_What the task requires:_
Report the count of lines containing the word "szyb" in the entries below, and nothing more.

Collection entries
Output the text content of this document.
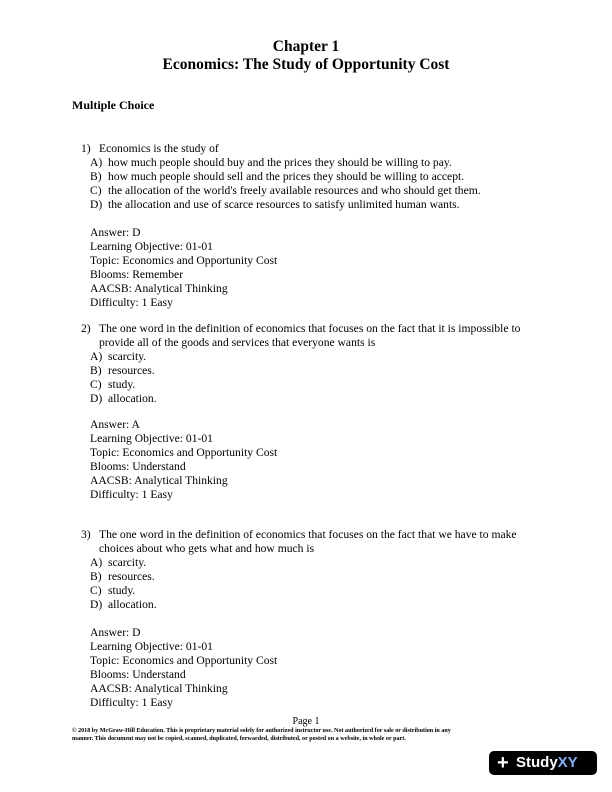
Chapter 1
Economics: The Study of Opportunity Cost
Multiple Choice
1) Economics is the study of
A) how much people should buy and the prices they should be willing to pay.
B) how much people should sell and the prices they should be willing to accept.
C) the allocation of the world's freely available resources and who should get them.
D) the allocation and use of scarce resources to satisfy unlimited human wants.
Answer: D
Learning Objective: 01-01
Topic: Economics and Opportunity Cost
Blooms: Remember
AACSB: Analytical Thinking
Difficulty: 1 Easy
2) The one word in the definition of economics that focuses on the fact that it is impossible to
provide all of the goods and services that everyone wants is
A) scarcity.
B) resources.
C) study.
D) allocation.
Answer: A
Learning Objective: 01-01
Topic: Economics and Opportunity Cost
Blooms: Understand
AACSB: Analytical Thinking
Difficulty: 1 Easy
3) The one word in the definition of economics that focuses on the fact that we have to make
choices about who gets what and how much is
A) scarcity.
B) resources.
C) study.
D) allocation.
Answer: D
Learning Objective: 01-01
Topic: Economics and Opportunity Cost
Blooms: Understand
AACSB: Analytical Thinking
Difficulty: 1 Easy
Page 1
© 2018 by McGraw-Hill Education. This is proprietary material solely for authorized instructor use. Not authorized for sale or distribution in any
manner. This document may not be copied, scanned, duplicated, forwarded, distributed, or posted on a website, in whole or part.
+ StudyXY
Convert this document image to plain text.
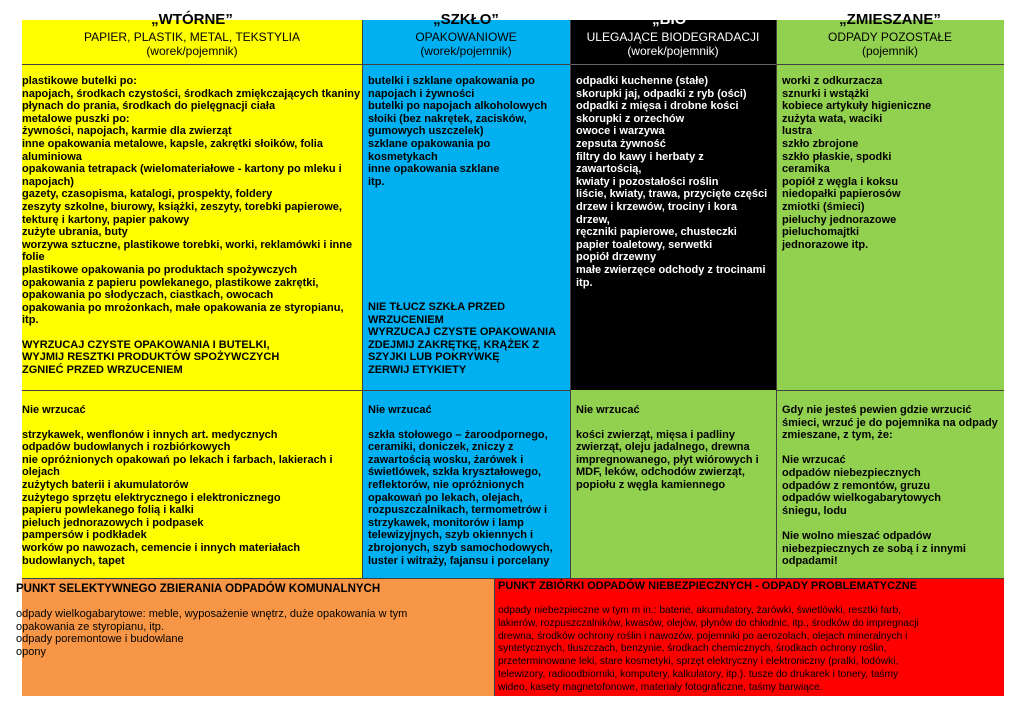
„WTÓRNE”
PAPIER, PLASTIK, METAL, TEKSTYLIA
(worek/pojemnik)
plastikowe butelki po:
napojach, środkach czystości, środkach zmiękczających tkaniny
płynach do prania, środkach do pielęgnacji ciała
metalowe puszki po:
żywności, napojach, karmie dla zwierząt
inne opakowania metalowe, kapsle, zakrętki słoików, folia
aluminiowa
opakowania tetrapack (wielomateriałowe - kartony po mleku i
napojach)
gazety, czasopisma, katalogi, prospekty, foldery
zeszyty szkolne, biurowy, książki, zeszyty, torebki papierowe,
tekturę i kartony, papier pakowy
zużyte ubrania, buty
worzywa sztuczne, plastikowe torebki, worki, reklamówki i inne
folie
plastikowe opakowania po produktach spożywczych
opakowania z papieru powlekanego, plastikowe zakrętki,
opakowania po słodyczach, ciastkach, owocach
opakowania po mrożonkach, małe opakowania ze styropianu,
itp.
WYRZUCAJ CZYSTE OPAKOWANIA I BUTELKI,
WYJMIJ RESZTKI PRODUKTÓW SPOŻYWCZYCH
ZGNIEĆ PRZED WRZUCENIEM
Nie wrzucać
strzykawek, wenflonów i innych art. medycznych
odpadów budowlanych i rozbiórkowych
nie opróżnionych opakowań po lekach i farbach, lakierach i
olejach
zużytych baterii i akumulatorów
zużytego sprzętu elektrycznego i elektronicznego
papieru powlekanego folią i kalki
pieluch jednorazowych i podpasek
pampersów i podkładek
worków po nawozach, cemencie i innych materiałach
budowlanych, tapet
„SZKŁO”
OPAKOWANIOWE
(worek/pojemnik)
butelki i szklane opakowania po
napojach i żywności
butelki po napojach alkoholowych
słoiki (bez nakrętek, zacisków,
gumowych uszczelek)
szklane opakowania po
kosmetykach
inne opakowania szklane
itp.
NIE TŁUCZ SZKŁA PRZED
WRZUCENIEM
WYRZUCAJ CZYSTE OPAKOWANIA
ZDEJMIJ ZAKRĘTKĘ, KRĄŻEK Z
SZYJKI LUB POKRYWKĘ
ZERWIJ ETYKIETY
Nie wrzucać
szkła stołowego – żaroodpornego,
ceramiki, doniczek, zniczy z
zawartością wosku, żarówek i
świetlówek, szkła kryształowego,
reflektorów, nie opróżnionych
opakowań po lekach, olejach,
rozpuszczalnikach, termometrów i
strzykawek, monitorów i lamp
telewizyjnych, szyb okiennych i
zbrojonych, szyb samochodowych,
luster i witraży, fajansu i porcelany
„BIO”
ULEGAJĄCE BIODEGRADACJI
(worek/pojemnik)
odpadki kuchenne (stałe)
skorupki jaj, odpadki z ryb (ości)
odpadki z mięsa i drobne kości
skorupki z orzechów
owoce i warzywa
zepsuta żywność
filtry do kawy i herbaty z
zawartością,
kwiaty i pozostałości roślin
liście, kwiaty, trawa, przycięte części
drzew i krzewów, trociny i kora
drzew,
ręczniki papierowe, chusteczki
papier toaletowy, serwetki
popiół drzewny
małe zwierzęce odchody z trocinami
itp.
Nie wrzucać
kości zwierząt, mięsa i padliny
zwierząt, oleju jadalnego, drewna
impregnowanego, płyt wiórowych i
MDF, leków, odchodów zwierząt,
popiołu z węgla kamiennego
„ZMIESZANE”
ODPADY POZOSTAŁE
(pojemnik)
worki z odkurzacza
sznurki i wstążki
kobiece artykuły higieniczne
zużyta wata, waciki
lustra
szkło zbrojone
szkło płaskie, spodki
ceramika
popiół z węgla i koksu
niedopałki papierosów
zmiotki (śmieci)
pieluchy jednorazowe
pieluchomajtki
jednorazowe itp.
Gdy nie jesteś pewien gdzie wrzucić
śmieci, wrzuć je do pojemnika na odpady
zmieszane, z tym, że:
Nie wrzucać
odpadów niebezpiecznych
odpadów z remontów, gruzu
odpadów wielkogabarytowych
śniegu, lodu
Nie wolno mieszać odpadów
niebezpiecznych ze sobą i z innymi
odpadami!
PUNKT SELEKTYWNEGO ZBIERANIA ODPADÓW KOMUNALNYCH
odpady wielkogabarytowe: meble, wyposażenie wnętrz, duże opakowania w tym
opakowania ze styropianu, itp.
odpady poremontowe i budowlane
opony
PUNKT ZBIÓRKI ODPADÓW NIEBEZPIECZNYCH - ODPADY PROBLEMATYCZNE
odpady niebezpieczne w tym m in.: baterie, akumulatory, żarówki, świetlówki, resztki farb,
lakierów, rozpuszczalników, kwasów, olejów, płynów do chłodnic, itp., środków do impregnacji
drewna, środków ochrony roślin i nawozów, pojemniki po aerozolach, olejach mineralnych i
syntetycznych, tłuszczach, benzynie, środkach chemicznych, środkach ochrony roślin,
przeterminowane leki, stare kosmetyki, sprzęt elektryczny i elektroniczny (pralki, lodówki,
telewizory, radioodbiorniki, komputery, kalkulatory, itp.). tusze do drukarek i tonery, taśmy
wideo, kasety magnetofonowe, materiały fotograficzne, taśmy barwiące.
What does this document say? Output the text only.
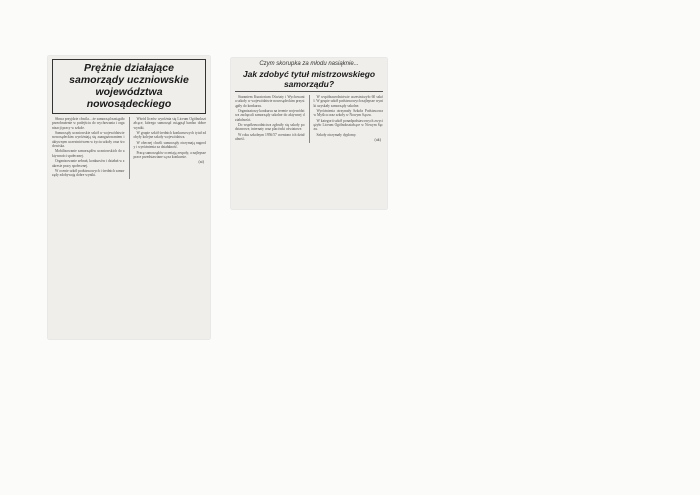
Prężnie działające samorządy uczniowskie województwa nowosądeckiego

Sława przyjdzie chwila... że samorząd nastąpiło przeobrażenie w podejściu do wychowania i organizacji pracy w szkole.

Samorządy uczniowskie szkół w województwie nowosądeckim wyróżniają się zaangażowaniem i aktywnym uczestnictwem w życiu szkoły oraz środowiska.

Mobilizowanie samorządów uczniowskich do aktywności społecznej.

Organizowanie zebrań, konkursów i działań w zakresie pracy społecznej.

W ocenie szkół podstawowych i średnich samorządy zdobywają dobre wyniki.

Wśród liceów wyróżnia się Liceum Ogólnokształcące, którego samorząd osiągnął bardzo dobre wyniki.

W grupie szkół średnich konkursowych tytuł zdobyły kolejne szkoły województwa.

W obecnej chwili samorządy otrzymają nagrody i wyróżnienia za działalność.

Pracę samorządów oceniają zespoły, a najlepsze prace przedstawiane są na konkursie.

(ai)
Czym skorupka za młodu nasiąknie...
Jak zdobyć tytuł mistrzowskiego samorządu?

Staraniem Kuratorium Oświaty i Wychowania szkoły w województwie nowosądeckim przystąpiły do konkursu.

Organizatorzy konkursu na terenie województwa zachęcali samorządy szkolne do aktywnej działalności.

Do współzawodnictwa zgłosiły się szkoły podstawowe, internaty oraz placówki oświatowe.

W roku szkolnym 1956/57 oceniono ich działalność.

W współzawodnictwie uczestniczyło 60 szkół. W grupie szkół podstawowych najlepsze wyniki uzyskały samorządy szkolne.

Wyróżnienia otrzymały Szkoła Podstawowa w Myślcu oraz szkoły w Nowym Sączu.

W kategorii szkół ponadpodstawowych zwyciężyło Liceum Ogólnokształcące w Nowym Sączu.

Szkoły otrzymały dyplomy.

(ak)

_Solved problem:_
2